Raw records
········

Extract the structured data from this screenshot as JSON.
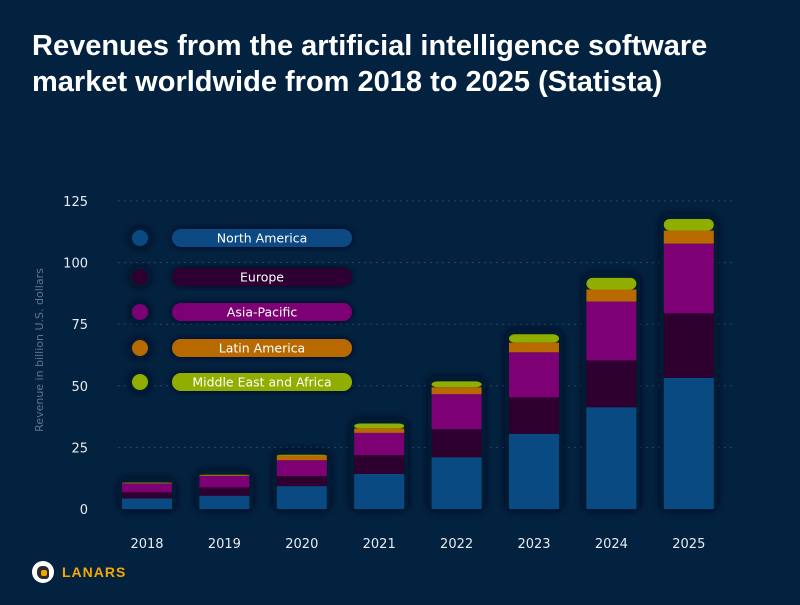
{
  "chart_data": {
    "type": "bar",
    "stacked": true,
    "title": "Revenues from the artificial intelligence software market worldwide from 2018 to 2025 (Statista)",
    "xlabel": "",
    "ylabel": "Revenue in billion U.S. dollars",
    "ylim": [
      0,
      125
    ],
    "yticks": [
      0,
      25,
      50,
      75,
      100,
      125
    ],
    "grid": true,
    "legend_placement": "top-left",
    "categories": [
      "2018",
      "2019",
      "2020",
      "2021",
      "2022",
      "2023",
      "2024",
      "2025"
    ],
    "series": [
      {
        "name": "North America",
        "color": "#0a4a82",
        "values": [
          4.3,
          5.4,
          9.3,
          14.2,
          21.0,
          30.5,
          41.3,
          53.2
        ]
      },
      {
        "name": "Europe",
        "color": "#2e0030",
        "values": [
          2.5,
          3.4,
          4.1,
          7.7,
          11.4,
          14.8,
          19.0,
          26.2
        ]
      },
      {
        "name": "Asia-Pacific",
        "color": "#7d0074",
        "values": [
          3.6,
          4.6,
          6.4,
          9.0,
          14.2,
          18.3,
          23.9,
          28.3
        ]
      },
      {
        "name": "Latin America",
        "color": "#b86a00",
        "values": [
          0.2,
          0.3,
          1.9,
          1.8,
          2.8,
          3.9,
          4.9,
          5.3
        ]
      },
      {
        "name": "Middle East and Africa",
        "color": "#8fae00",
        "values": [
          0.1,
          0.2,
          0.3,
          2.0,
          2.4,
          3.4,
          4.7,
          4.7
        ]
      }
    ]
  },
  "branding": {
    "logo_text": "LANARS"
  }
}
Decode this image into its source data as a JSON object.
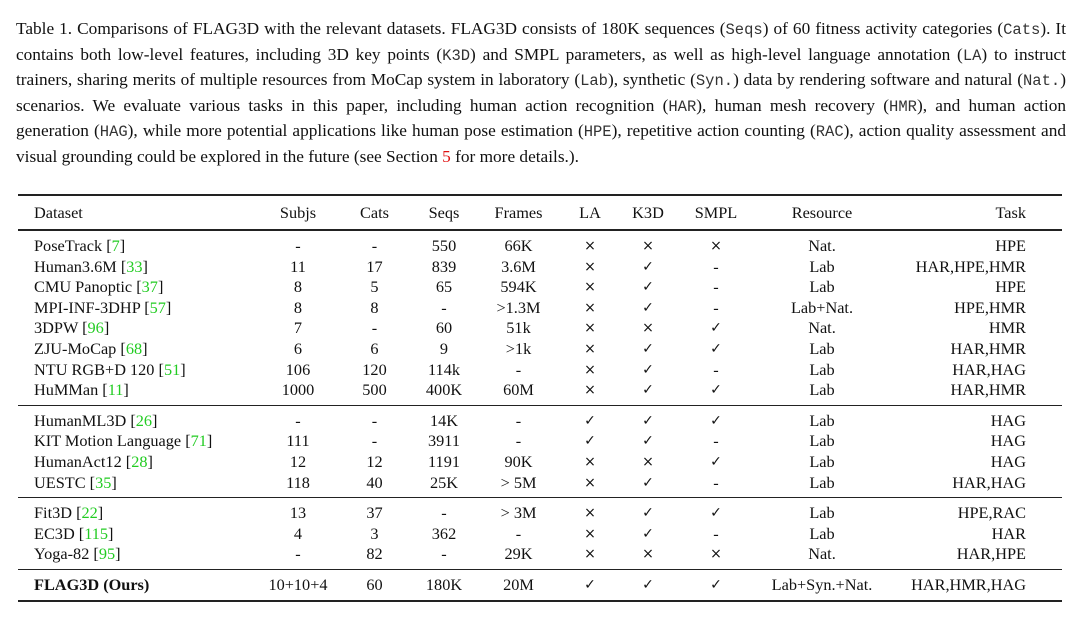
{
  "caption": [
    {
      "t": "Table 1. Comparisons of FLAG3D with the relevant datasets. FLAG3D consists of 180K sequences ("
    },
    {
      "t": "Seqs",
      "s": "mono"
    },
    {
      "t": ") of 60 fitness activity categories ("
    },
    {
      "t": "Cats",
      "s": "mono"
    },
    {
      "t": "). It contains both low-level features, including 3D key points ("
    },
    {
      "t": "K3D",
      "s": "mono"
    },
    {
      "t": ") and SMPL parameters, as well as high-level language annotation ("
    },
    {
      "t": "LA",
      "s": "mono"
    },
    {
      "t": ") to instruct trainers, sharing merits of multiple resources from MoCap system in laboratory ("
    },
    {
      "t": "Lab",
      "s": "mono"
    },
    {
      "t": "), synthetic ("
    },
    {
      "t": "Syn.",
      "s": "mono"
    },
    {
      "t": ") data by rendering software and natural ("
    },
    {
      "t": "Nat.",
      "s": "mono"
    },
    {
      "t": ") scenarios. We evaluate various tasks in this paper, including human action recognition ("
    },
    {
      "t": "HAR",
      "s": "mono"
    },
    {
      "t": "), human mesh recovery ("
    },
    {
      "t": "HMR",
      "s": "mono"
    },
    {
      "t": "), and human action generation ("
    },
    {
      "t": "HAG",
      "s": "mono"
    },
    {
      "t": "), while more potential applications like human pose estimation ("
    },
    {
      "t": "HPE",
      "s": "mono"
    },
    {
      "t": "), repetitive action counting ("
    },
    {
      "t": "RAC",
      "s": "mono"
    },
    {
      "t": "), action quality assessment and visual grounding could be explored in the future (see Section "
    },
    {
      "t": "5",
      "s": "red"
    },
    {
      "t": " for more details.)."
    }
  ],
  "colors": {
    "citation": "#22cc22",
    "section_ref": "#e01010"
  },
  "table": {
    "headers": [
      "Dataset",
      "Subjs",
      "Cats",
      "Seqs",
      "Frames",
      "LA",
      "K3D",
      "SMPL",
      "Resource",
      "Task"
    ],
    "groups": [
      [
        {
          "name": "PoseTrack",
          "ref": "7",
          "cells": [
            "-",
            "-",
            "550",
            "66K",
            "×",
            "×",
            "×",
            "Nat.",
            "HPE"
          ]
        },
        {
          "name": "Human3.6M",
          "ref": "33",
          "cells": [
            "11",
            "17",
            "839",
            "3.6M",
            "×",
            "✓",
            "-",
            "Lab",
            "HAR,HPE,HMR"
          ]
        },
        {
          "name": "CMU Panoptic",
          "ref": "37",
          "cells": [
            "8",
            "5",
            "65",
            "594K",
            "×",
            "✓",
            "-",
            "Lab",
            "HPE"
          ]
        },
        {
          "name": "MPI-INF-3DHP",
          "ref": "57",
          "cells": [
            "8",
            "8",
            "-",
            ">1.3M",
            "×",
            "✓",
            "-",
            "Lab+Nat.",
            "HPE,HMR"
          ]
        },
        {
          "name": "3DPW",
          "ref": "96",
          "cells": [
            "7",
            "-",
            "60",
            "51k",
            "×",
            "×",
            "✓",
            "Nat.",
            "HMR"
          ]
        },
        {
          "name": "ZJU-MoCap",
          "ref": "68",
          "cells": [
            "6",
            "6",
            "9",
            ">1k",
            "×",
            "✓",
            "✓",
            "Lab",
            "HAR,HMR"
          ]
        },
        {
          "name": "NTU RGB+D 120",
          "ref": "51",
          "cells": [
            "106",
            "120",
            "114k",
            "-",
            "×",
            "✓",
            "-",
            "Lab",
            "HAR,HAG"
          ]
        },
        {
          "name": "HuMMan ",
          "ref": "11",
          "cells": [
            "1000",
            "500",
            "400K",
            "60M",
            "×",
            "✓",
            "✓",
            "Lab",
            "HAR,HMR"
          ]
        }
      ],
      [
        {
          "name": "HumanML3D ",
          "ref": "26",
          "cells": [
            "-",
            "-",
            "14K",
            "-",
            "✓",
            "✓",
            "✓",
            "Lab",
            "HAG"
          ]
        },
        {
          "name": "KIT Motion Language ",
          "ref": "71",
          "cells": [
            "111",
            "-",
            "3911",
            "-",
            "✓",
            "✓",
            "-",
            "Lab",
            "HAG"
          ]
        },
        {
          "name": "HumanAct12 ",
          "ref": "28",
          "cells": [
            "12",
            "12",
            "1191",
            "90K",
            "×",
            "×",
            "✓",
            "Lab",
            "HAG"
          ]
        },
        {
          "name": "UESTC ",
          "ref": "35",
          "cells": [
            "118",
            "40",
            "25K",
            "> 5M",
            "×",
            "✓",
            "-",
            "Lab",
            "HAR,HAG"
          ]
        }
      ],
      [
        {
          "name": "Fit3D ",
          "ref": "22",
          "cells": [
            "13",
            "37",
            "-",
            "> 3M",
            "×",
            "✓",
            "✓",
            "Lab",
            "HPE,RAC"
          ]
        },
        {
          "name": "EC3D ",
          "ref": "115",
          "cells": [
            "4",
            "3",
            "362",
            "-",
            "×",
            "✓",
            "-",
            "Lab",
            "HAR"
          ]
        },
        {
          "name": "Yoga-82 ",
          "ref": "95",
          "cells": [
            "-",
            "82",
            "-",
            "29K",
            "×",
            "×",
            "×",
            "Nat.",
            "HAR,HPE"
          ]
        }
      ],
      [
        {
          "name": "FLAG3D (Ours)",
          "bold": true,
          "cells": [
            "10+10+4",
            "60",
            "180K",
            "20M",
            "✓",
            "✓",
            "✓",
            "Lab+Syn.+Nat.",
            "HAR,HMR,HAG"
          ]
        }
      ]
    ]
  }
}
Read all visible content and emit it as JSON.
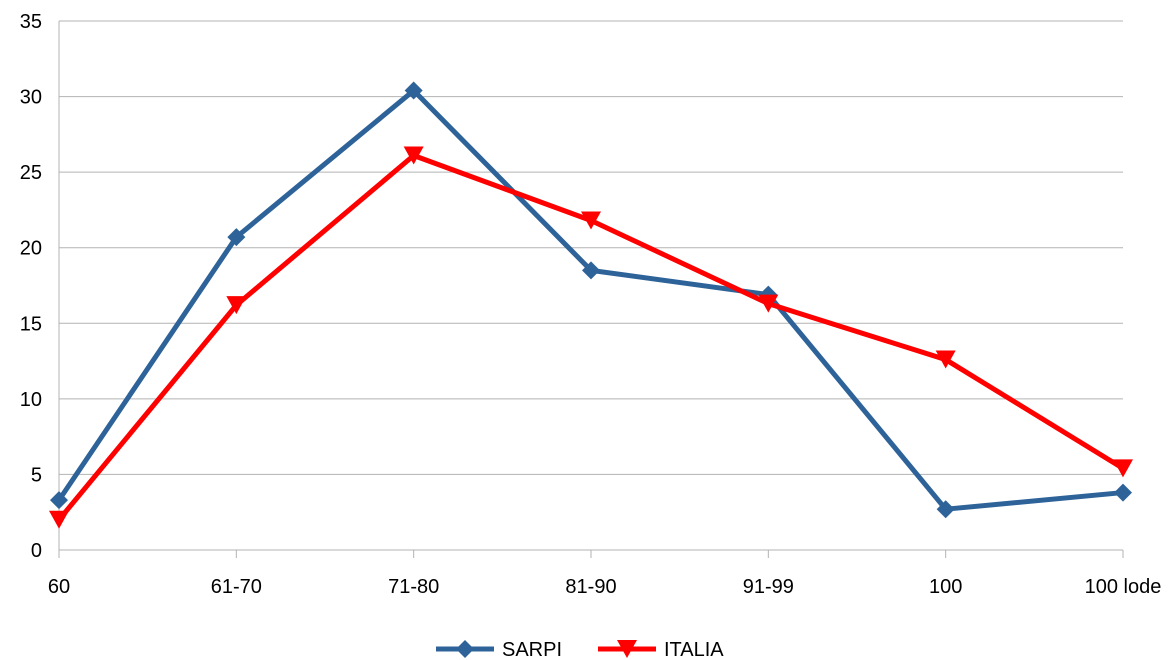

········

All of the material above is to be copied exactly, except for its images.

Extract the structured data from this screenshot as JSON.
{
  "chart_data": {
    "type": "bar",
    "stacked": true,
    "title": "Revenues from the artificial intelligence software market worldwide from 2018 to 2025 (Statista)",
    "xlabel": "",
    "ylabel": "Revenue in billion U.S. dollars",
    "ylim": [
      0,
      125
    ],
    "yticks": [
      0,
      25,
      50,
      75,
      100,
      125
    ],
    "grid": true,
    "legend_placement": "top-left",
    "categories": [
      "2018",
      "2019",
      "2020",
      "2021",
      "2022",
      "2023",
      "2024",
      "2025"
    ],
    "series": [
      {
        "name": "North America",
        "color": "#0a4a82",
        "values": [
          4.3,
          5.4,
          9.3,
          14.2,
          21.0,
          30.5,
          41.3,
          53.2
        ]
      },
      {
        "name": "Europe",
        "color": "#2e0030",
        "values": [
          2.5,
          3.4,
          4.1,
          7.7,
          11.4,
          14.8,
          19.0,
          26.2
        ]
      },
      {
        "name": "Asia-Pacific",
        "color": "#7d0074",
        "values": [
          3.6,
          4.6,
          6.4,
          9.0,
          14.2,
          18.3,
          23.9,
          28.3
        ]
      },
      {
        "name": "Latin America",
        "color": "#b86a00",
        "values": [
          0.2,
          0.3,
          1.9,
          1.8,
          2.8,
          3.9,
          4.9,
          5.3
        ]
      },
      {
        "name": "Middle East and Africa",
        "color": "#8fae00",
        "values": [
          0.1,
          0.2,
          0.3,
          2.0,
          2.4,
          3.4,
          4.7,
          4.7
        ]
      }
    ]
  },
  "branding": {
    "logo_text": "LANARS"
  }
}
Decode this image into its source data as a JSON object.
{
  "caption": [
    {
      "t": "Table 1. Comparisons of FLAG3D with the relevant datasets. FLAG3D consists of 180K sequences ("
    },
    {
      "t": "Seqs",
      "s": "mono"
    },
    {
      "t": ") of 60 fitness activity categories ("
    },
    {
      "t": "Cats",
      "s": "mono"
    },
    {
      "t": "). It contains both low-level features, including 3D key points ("
    },
    {
      "t": "K3D",
      "s": "mono"
    },
    {
      "t": ") and SMPL parameters, as well as high-level language annotation ("
    },
    {
      "t": "LA",
      "s": "mono"
    },
    {
      "t": ") to instruct trainers, sharing merits of multiple resources from MoCap system in laboratory ("
    },
    {
      "t": "Lab",
      "s": "mono"
    },
    {
      "t": "), synthetic ("
    },
    {
      "t": "Syn.",
      "s": "mono"
    },
    {
      "t": ") data by rendering software and natural ("
    },
    {
      "t": "Nat.",
      "s": "mono"
    },
    {
      "t": ") scenarios. We evaluate various tasks in this paper, including human action recognition ("
    },
    {
      "t": "HAR",
      "s": "mono"
    },
    {
      "t": "), human mesh recovery ("
    },
    {
      "t": "HMR",
      "s": "mono"
    },
    {
      "t": "), and human action generation ("
    },
    {
      "t": "HAG",
      "s": "mono"
    },
    {
      "t": "), while more potential applications like human pose estimation ("
    },
    {
      "t": "HPE",
      "s": "mono"
    },
    {
      "t": "), repetitive action counting ("
    },
    {
      "t": "RAC",
      "s": "mono"
    },
    {
      "t": "), action quality assessment and visual grounding could be explored in the future (see Section "
    },
    {
      "t": "5",
      "s": "red"
    },
    {
      "t": " for more details.)."
    }
  ],
  "colors": {
    "citation": "#22cc22",
    "section_ref": "#e01010"
  },
  "table": {
    "headers": [
      "Dataset",
      "Subjs",
      "Cats",
      "Seqs",
      "Frames",
      "LA",
      "K3D",
      "SMPL",
      "Resource",
      "Task"
    ],
    "groups": [
      [
        {
          "name": "PoseTrack",
          "ref": "7",
          "cells": [
            "-",
            "-",
            "550",
            "66K",
            "×",
            "×",
            "×",
            "Nat.",
            "HPE"
          ]
        },
        {
          "name": "Human3.6M",
          "ref": "33",
          "cells": [
            "11",
            "17",
            "839",
            "3.6M",
            "×",
            "✓",
            "-",
            "Lab",
            "HAR,HPE,HMR"
          ]
        },
        {
          "name": "CMU Panoptic",
          "ref": "37",
          "cells": [
            "8",
            "5",
            "65",
            "594K",
            "×",
            "✓",
            "-",
            "Lab",
            "HPE"
          ]
        },
        {
          "name": "MPI-INF-3DHP",
          "ref": "57",
          "cells": [
            "8",
            "8",
            "-",
            ">1.3M",
            "×",
            "✓",
            "-",
            "Lab+Nat.",
            "HPE,HMR"
          ]
        },
        {
          "name": "3DPW",
          "ref": "96",
          "cells": [
            "7",
            "-",
            "60",
            "51k",
            "×",
            "×",
            "✓",
            "Nat.",
            "HMR"
          ]
        },
        {
          "name": "ZJU-MoCap",
          "ref": "68",
          "cells": [
            "6",
            "6",
            "9",
            ">1k",
            "×",
            "✓",
            "✓",
            "Lab",
            "HAR,HMR"
          ]
        },
        {
          "name": "NTU RGB+D 120",
          "ref": "51",
          "cells": [
            "106",
            "120",
            "114k",
            "-",
            "×",
            "✓",
            "-",
            "Lab",
            "HAR,HAG"
          ]
        },
        {
          "name": "HuMMan ",
          "ref": "11",
          "cells": [
            "1000",
            "500",
            "400K",
            "60M",
            "×",
            "✓",
            "✓",
            "Lab",
            "HAR,HMR"
          ]
        }
      ],
      [
        {
          "name": "HumanML3D ",
          "ref": "26",
          "cells": [
            "-",
            "-",
            "14K",
            "-",
            "✓",
            "✓",
            "✓",
            "Lab",
            "HAG"
          ]
        },
        {
          "name": "KIT Motion Language ",
          "ref": "71",
          "cells": [
            "111",
            "-",
            "3911",
            "-",
            "✓",
            "✓",
            "-",
            "Lab",
            "HAG"
          ]
        },
        {
          "name": "HumanAct12 ",
          "ref": "28",
          "cells": [
            "12",
            "12",
            "1191",
            "90K",
            "×",
            "×",
            "✓",
            "Lab",
            "HAG"
          ]
        },
        {
          "name": "UESTC ",
          "ref": "35",
          "cells": [
            "118",
            "40",
            "25K",
            "> 5M",
            "×",
            "✓",
            "-",
            "Lab",
            "HAR,HAG"
          ]
        }
      ],
      [
        {
          "name": "Fit3D ",
          "ref": "22",
          "cells": [
            "13",
            "37",
            "-",
            "> 3M",
            "×",
            "✓",
            "✓",
            "Lab",
            "HPE,RAC"
          ]
        },
        {
          "name": "EC3D ",
          "ref": "115",
          "cells": [
            "4",
            "3",
            "362",
            "-",
            "×",
            "✓",
            "-",
            "Lab",
            "HAR"
          ]
        },
        {
          "name": "Yoga-82 ",
          "ref": "95",
          "cells": [
            "-",
            "82",
            "-",
            "29K",
            "×",
            "×",
            "×",
            "Nat.",
            "HAR,HPE"
          ]
        }
      ],
      [
        {
          "name": "FLAG3D (Ours)",
          "bold": true,
          "cells": [
            "10+10+4",
            "60",
            "180K",
            "20M",
            "✓",
            "✓",
            "✓",
            "Lab+Syn.+Nat.",
            "HAR,HMR,HAG"
          ]
        }
      ]
    ]
  }
}
Read all visible content and emit it as JSON.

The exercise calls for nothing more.